Word for word, restate every line of the listing that follows.

___ Available records ___

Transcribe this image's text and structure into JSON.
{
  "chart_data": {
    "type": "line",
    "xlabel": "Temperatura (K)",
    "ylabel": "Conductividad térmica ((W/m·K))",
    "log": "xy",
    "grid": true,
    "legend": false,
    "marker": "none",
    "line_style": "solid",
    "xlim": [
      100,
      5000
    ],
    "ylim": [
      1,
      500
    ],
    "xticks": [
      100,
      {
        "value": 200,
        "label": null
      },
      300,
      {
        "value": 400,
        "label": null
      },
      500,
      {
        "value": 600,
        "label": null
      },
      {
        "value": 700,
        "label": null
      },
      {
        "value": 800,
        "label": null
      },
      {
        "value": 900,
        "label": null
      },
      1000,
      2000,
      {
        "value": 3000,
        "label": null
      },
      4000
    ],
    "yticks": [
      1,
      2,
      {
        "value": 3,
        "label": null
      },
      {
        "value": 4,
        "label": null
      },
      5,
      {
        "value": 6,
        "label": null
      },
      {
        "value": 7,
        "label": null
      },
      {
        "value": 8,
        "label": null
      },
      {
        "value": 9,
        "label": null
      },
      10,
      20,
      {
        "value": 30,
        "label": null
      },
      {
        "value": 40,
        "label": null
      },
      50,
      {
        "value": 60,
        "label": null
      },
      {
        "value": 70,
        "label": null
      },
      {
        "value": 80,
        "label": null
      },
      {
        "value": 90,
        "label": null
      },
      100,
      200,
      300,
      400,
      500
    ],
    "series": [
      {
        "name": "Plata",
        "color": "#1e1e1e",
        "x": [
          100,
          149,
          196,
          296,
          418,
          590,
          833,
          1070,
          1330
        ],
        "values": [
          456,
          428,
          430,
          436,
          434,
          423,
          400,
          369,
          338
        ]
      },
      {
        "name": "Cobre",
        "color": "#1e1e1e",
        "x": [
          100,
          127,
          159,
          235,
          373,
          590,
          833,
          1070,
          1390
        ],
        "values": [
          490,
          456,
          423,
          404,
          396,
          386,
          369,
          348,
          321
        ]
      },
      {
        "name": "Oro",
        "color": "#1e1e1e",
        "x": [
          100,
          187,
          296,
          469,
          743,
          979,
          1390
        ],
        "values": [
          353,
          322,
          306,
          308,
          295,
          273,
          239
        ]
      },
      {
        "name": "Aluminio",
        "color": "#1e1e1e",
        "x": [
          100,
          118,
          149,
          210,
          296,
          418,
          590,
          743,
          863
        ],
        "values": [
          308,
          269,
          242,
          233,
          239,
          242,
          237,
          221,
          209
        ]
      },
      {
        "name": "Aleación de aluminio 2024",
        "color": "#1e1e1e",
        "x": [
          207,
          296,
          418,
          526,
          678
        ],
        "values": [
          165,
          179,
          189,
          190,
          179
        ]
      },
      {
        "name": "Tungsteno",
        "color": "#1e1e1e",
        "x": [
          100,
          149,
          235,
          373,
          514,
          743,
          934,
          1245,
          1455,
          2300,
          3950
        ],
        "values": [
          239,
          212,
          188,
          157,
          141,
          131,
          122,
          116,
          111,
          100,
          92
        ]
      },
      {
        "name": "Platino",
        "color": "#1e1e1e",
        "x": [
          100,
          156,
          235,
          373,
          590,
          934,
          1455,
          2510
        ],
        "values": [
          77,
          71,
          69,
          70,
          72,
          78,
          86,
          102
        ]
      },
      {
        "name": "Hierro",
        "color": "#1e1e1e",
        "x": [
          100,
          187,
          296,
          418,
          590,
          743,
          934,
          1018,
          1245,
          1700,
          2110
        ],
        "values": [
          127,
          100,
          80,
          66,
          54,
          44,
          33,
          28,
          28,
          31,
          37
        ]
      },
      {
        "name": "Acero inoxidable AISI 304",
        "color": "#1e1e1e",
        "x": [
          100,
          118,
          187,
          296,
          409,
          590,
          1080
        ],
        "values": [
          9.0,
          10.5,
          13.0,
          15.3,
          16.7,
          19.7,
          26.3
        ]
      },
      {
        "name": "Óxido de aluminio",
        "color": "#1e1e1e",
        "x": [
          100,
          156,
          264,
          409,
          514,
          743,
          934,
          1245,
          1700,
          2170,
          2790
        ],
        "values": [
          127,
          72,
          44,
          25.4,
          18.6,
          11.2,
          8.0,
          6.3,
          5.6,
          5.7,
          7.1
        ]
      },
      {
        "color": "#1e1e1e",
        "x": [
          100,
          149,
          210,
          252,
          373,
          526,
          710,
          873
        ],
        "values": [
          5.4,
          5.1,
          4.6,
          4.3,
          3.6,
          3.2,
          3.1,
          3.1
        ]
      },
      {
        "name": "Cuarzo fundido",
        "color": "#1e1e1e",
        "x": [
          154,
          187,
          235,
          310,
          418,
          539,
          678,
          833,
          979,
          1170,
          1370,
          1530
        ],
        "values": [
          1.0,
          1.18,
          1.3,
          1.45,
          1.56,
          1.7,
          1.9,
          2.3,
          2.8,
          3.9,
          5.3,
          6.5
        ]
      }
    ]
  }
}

___

* Answer
Transcribe this image's text and structure into JSON.
{
  "chart_data": {
    "type": "line",
    "xlabel": "Temperatura (K)",
    "ylabel": "Conductividad térmica ((W/m·K))",
    "log": "xy",
    "grid": true,
    "legend": false,
    "marker": "none",
    "line_style": "solid",
    "xlim": [
      100,
      5000
    ],
    "ylim": [
      1,
      500
    ],
    "xticks": [
      100,
      {
        "value": 200,
        "label": null
      },
      300,
      {
        "value": 400,
        "label": null
      },
      500,
      {
        "value": 600,
        "label": null
      },
      {
        "value": 700,
        "label": null
      },
      {
        "value": 800,
        "label": null
      },
      {
        "value": 900,
        "label": null
      },
      1000,
      2000,
      {
        "value": 3000,
        "label": null
      },
      4000
    ],
    "yticks": [
      1,
      2,
      {
        "value": 3,
        "label": null
      },
      {
        "value": 4,
        "label": null
      },
      5,
      {
        "value": 6,
        "label": null
      },
      {
        "value": 7,
        "label": null
      },
      {
        "value": 8,
        "label": null
      },
      {
        "value": 9,
        "label": null
      },
      10,
      20,
      {
        "value": 30,
        "label": null
      },
      {
        "value": 40,
        "label": null
      },
      50,
      {
        "value": 60,
        "label": null
      },
      {
        "value": 70,
        "label": null
      },
      {
        "value": 80,
        "label": null
      },
      {
        "value": 90,
        "label": null
      },
      100,
      200,
      300,
      400,
      500
    ],
    "series": [
      {
        "name": "Plata",
        "color": "#1e1e1e",
        "x": [
          100,
          149,
          196,
          296,
          418,
          590,
          833,
          1070,
          1330
        ],
        "values": [
          456,
          428,
          430,
          436,
          434,
          423,
          400,
          369,
          338
        ]
      },
      {
        "name": "Cobre",
        "color": "#1e1e1e",
        "x": [
          100,
          127,
          159,
          235,
          373,
          590,
          833,
          1070,
          1390
        ],
        "values": [
          490,
          456,
          423,
          404,
          396,
          386,
          369,
          348,
          321
        ]
      },
      {
        "name": "Oro",
        "color": "#1e1e1e",
        "x": [
          100,
          187,
          296,
          469,
          743,
          979,
          1390
        ],
        "values": [
          353,
          322,
          306,
          308,
          295,
          273,
          239
        ]
      },
      {
        "name": "Aluminio",
        "color": "#1e1e1e",
        "x": [
          100,
          118,
          149,
          210,
          296,
          418,
          590,
          743,
          863
        ],
        "values": [
          308,
          269,
          242,
          233,
          239,
          242,
          237,
          221,
          209
        ]
      },
      {
        "name": "Aleación de aluminio 2024",
        "color": "#1e1e1e",
        "x": [
          207,
          296,
          418,
          526,
          678
        ],
        "values": [
          165,
          179,
          189,
          190,
          179
        ]
      },
      {
        "name": "Tungsteno",
        "color": "#1e1e1e",
        "x": [
          100,
          149,
          235,
          373,
          514,
          743,
          934,
          1245,
          1455,
          2300,
          3950
        ],
        "values": [
          239,
          212,
          188,
          157,
          141,
          131,
          122,
          116,
          111,
          100,
          92
        ]
      },
      {
        "name": "Platino",
        "color": "#1e1e1e",
        "x": [
          100,
          156,
          235,
          373,
          590,
          934,
          1455,
          2510
        ],
        "values": [
          77,
          71,
          69,
          70,
          72,
          78,
          86,
          102
        ]
      },
      {
        "name": "Hierro",
        "color": "#1e1e1e",
        "x": [
          100,
          187,
          296,
          418,
          590,
          743,
          934,
          1018,
          1245,
          1700,
          2110
        ],
        "values": [
          127,
          100,
          80,
          66,
          54,
          44,
          33,
          28,
          28,
          31,
          37
        ]
      },
      {
        "name": "Acero inoxidable AISI 304",
        "color": "#1e1e1e",
        "x": [
          100,
          118,
          187,
          296,
          409,
          590,
          1080
        ],
        "values": [
          9.0,
          10.5,
          13.0,
          15.3,
          16.7,
          19.7,
          26.3
        ]
      },
      {
        "name": "Óxido de aluminio",
        "color": "#1e1e1e",
        "x": [
          100,
          156,
          264,
          409,
          514,
          743,
          934,
          1245,
          1700,
          2170,
          2790
        ],
        "values": [
          127,
          72,
          44,
          25.4,
          18.6,
          11.2,
          8.0,
          6.3,
          5.6,
          5.7,
          7.1
        ]
      },
      {
        "color": "#1e1e1e",
        "x": [
          100,
          149,
          210,
          252,
          373,
          526,
          710,
          873
        ],
        "values": [
          5.4,
          5.1,
          4.6,
          4.3,
          3.6,
          3.2,
          3.1,
          3.1
        ]
      },
      {
        "name": "Cuarzo fundido",
        "color": "#1e1e1e",
        "x": [
          154,
          187,
          235,
          310,
          418,
          539,
          678,
          833,
          979,
          1170,
          1370,
          1530
        ],
        "values": [
          1.0,
          1.18,
          1.3,
          1.45,
          1.56,
          1.7,
          1.9,
          2.3,
          2.8,
          3.9,
          5.3,
          6.5
        ]
      }
    ]
  }
}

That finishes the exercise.